GIVEN TASK
Skip the pictures and extract all of the lines exactly as written.

DATASET EXCERPTS
----------------------------------------

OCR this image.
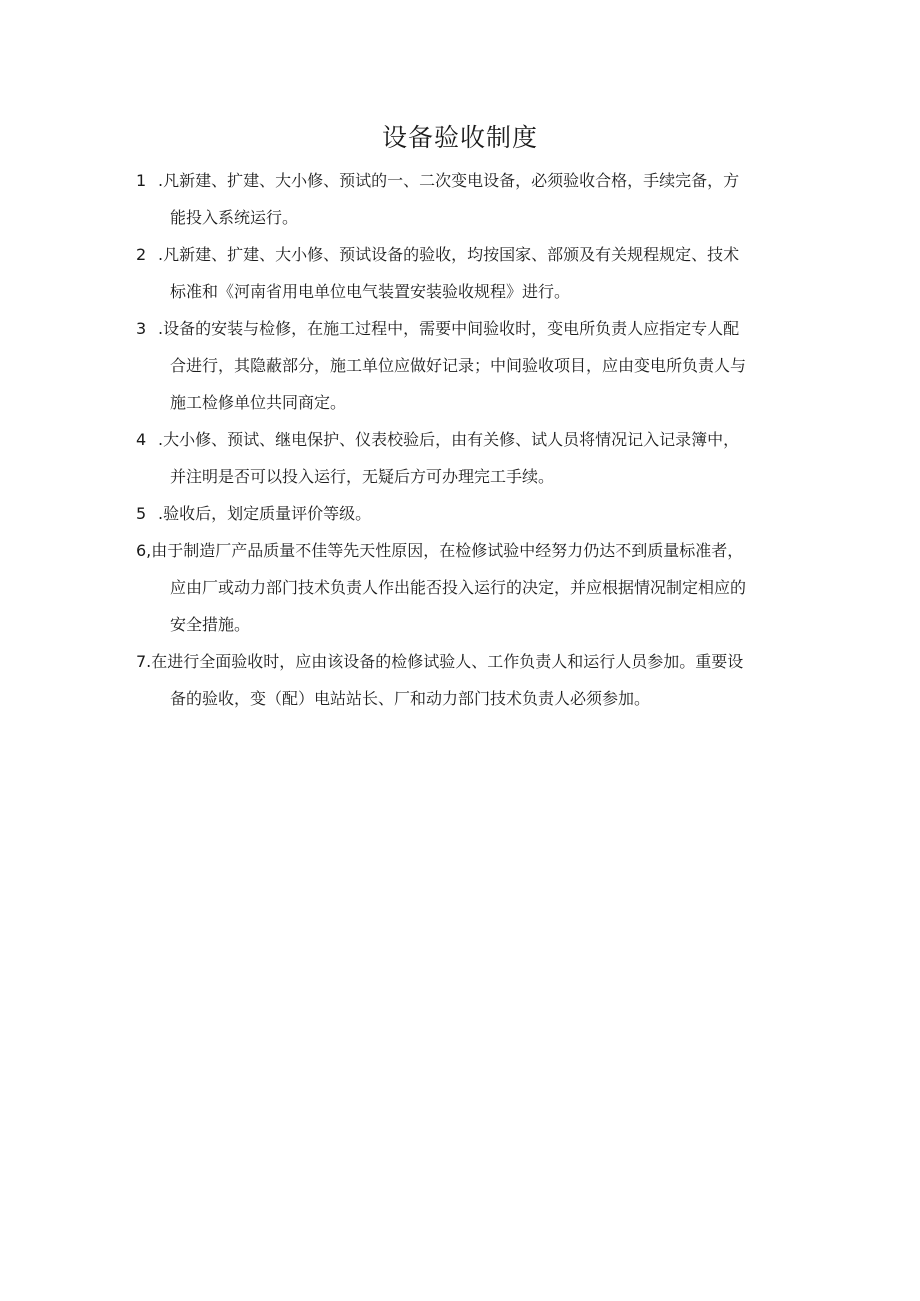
设备验收制度
1 .凡新建、扩建、大小修、预试的一、二次变电设备，必须验收合格，手续完备，方
能投入系统运行。
2 .凡新建、扩建、大小修、预试设备的验收，均按国家、部颁及有关规程规定、技术
标准和《河南省用电单位电气装置安装验收规程》进行。
3 .设备的安装与检修，在施工过程中，需要中间验收时，变电所负责人应指定专人配
合进行，其隐蔽部分，施工单位应做好记录；中间验收项目，应由变电所负责人与
施工检修单位共同商定。
4 .大小修、预试、继电保护、仪表校验后，由有关修、试人员将情况记入记录簿中，
并注明是否可以投入运行，无疑后方可办理完工手续。
5 .验收后，划定质量评价等级。
6,由于制造厂产品质量不佳等先天性原因，在检修试验中经努力仍达不到质量标准者，
应由厂或动力部门技术负责人作出能否投入运行的决定，并应根据情况制定相应的
安全措施。
7.在进行全面验收时，应由该设备的检修试验人、工作负责人和运行人员参加。重要设
备的验收，变（配）电站站长、厂和动力部门技术负责人必须参加。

----------------------------------------

SOLUTION TO THE PROBLEM
OCR this image.
设备验收制度
1 .凡新建、扩建、大小修、预试的一、二次变电设备，必须验收合格，手续完备，方
能投入系统运行。
2 .凡新建、扩建、大小修、预试设备的验收，均按国家、部颁及有关规程规定、技术
标准和《河南省用电单位电气装置安装验收规程》进行。
3 .设备的安装与检修，在施工过程中，需要中间验收时，变电所负责人应指定专人配
合进行，其隐蔽部分，施工单位应做好记录；中间验收项目，应由变电所负责人与
施工检修单位共同商定。
4 .大小修、预试、继电保护、仪表校验后，由有关修、试人员将情况记入记录簿中，
并注明是否可以投入运行，无疑后方可办理完工手续。
5 .验收后，划定质量评价等级。
6,由于制造厂产品质量不佳等先天性原因，在检修试验中经努力仍达不到质量标准者，
应由厂或动力部门技术负责人作出能否投入运行的决定，并应根据情况制定相应的
安全措施。
7.在进行全面验收时，应由该设备的检修试验人、工作负责人和运行人员参加。重要设
备的验收，变（配）电站站长、厂和动力部门技术负责人必须参加。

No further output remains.